---------- Exercise inputs
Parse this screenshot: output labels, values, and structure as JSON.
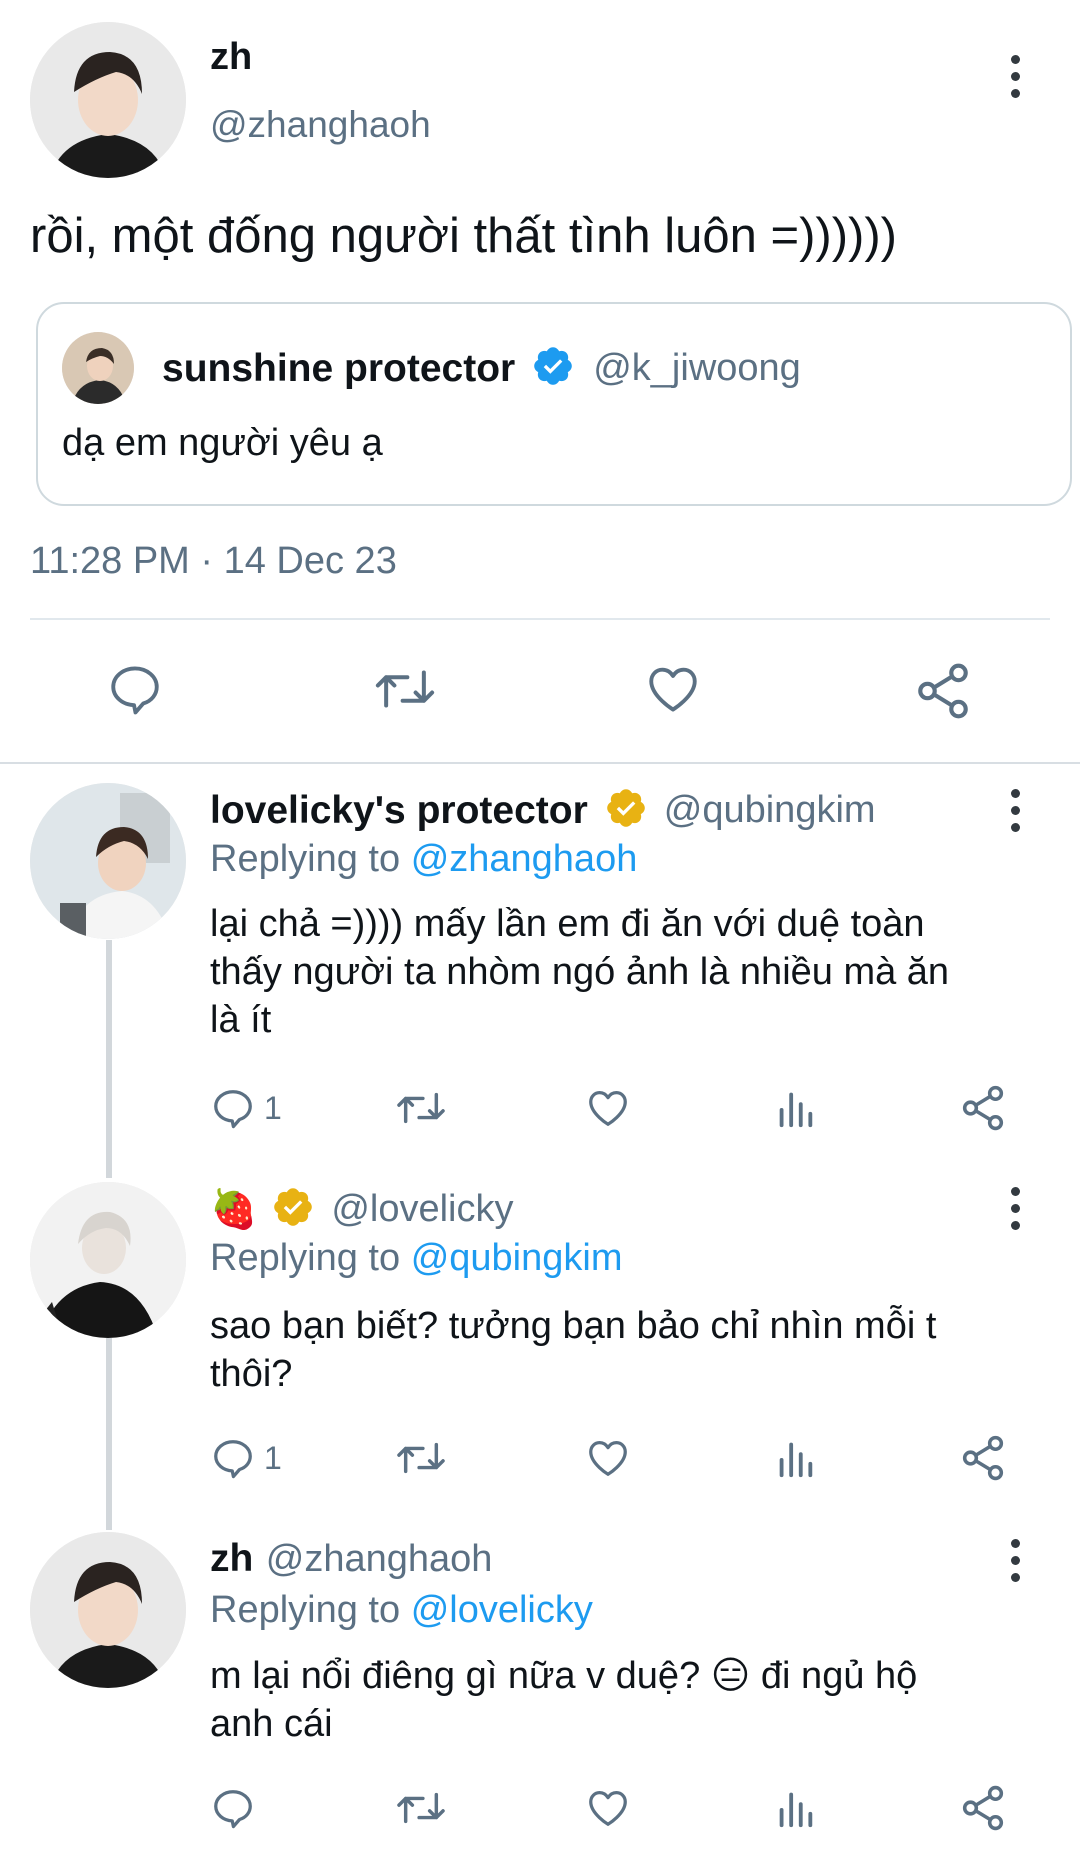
{
  "main_tweet": {
    "name": "zh",
    "handle": "@zhanghaoh",
    "text": "rồi, một đống người thất tình luôn =))))))",
    "timestamp": "11:28 PM · 14 Dec 23",
    "quote": {
      "name": "sunshine protector",
      "handle": "@k_jiwoong",
      "text": "dạ em người yêu ạ"
    }
  },
  "replies": [
    {
      "name": "lovelicky's protector",
      "handle": "@qubingkim",
      "replying_label": "Replying to",
      "replying_to": "@zhanghaoh",
      "text_lines": [
        "lại chả =)))) mấy lần em đi ăn với duệ toàn",
        "thấy người ta nhòm ngó ảnh là nhiều mà ăn",
        "là ít"
      ],
      "reply_count": "1"
    },
    {
      "name_emoji": "🍓",
      "handle": "@lovelicky",
      "replying_label": "Replying to",
      "replying_to": "@qubingkim",
      "text_lines": [
        "sao bạn biết? tưởng bạn bảo chỉ nhìn mỗi t",
        "thôi?"
      ],
      "reply_count": "1"
    },
    {
      "name": "zh",
      "handle": "@zhanghaoh",
      "replying_label": "Replying to",
      "replying_to": "@lovelicky",
      "text_lines": [
        "m lại nổi điêng gì nữa v duệ? 😑 đi ngủ hộ",
        "anh cái"
      ],
      "reply_count": ""
    }
  ],
  "colors": {
    "accent": "#1d9bf0",
    "secondary_text": "#5b7083",
    "gold_badge": "#e8b213"
  }
}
--------------------
_Task_
From the records above, how many lines include the word "protector"? Only the number is wanted.

_Exercise answer_
2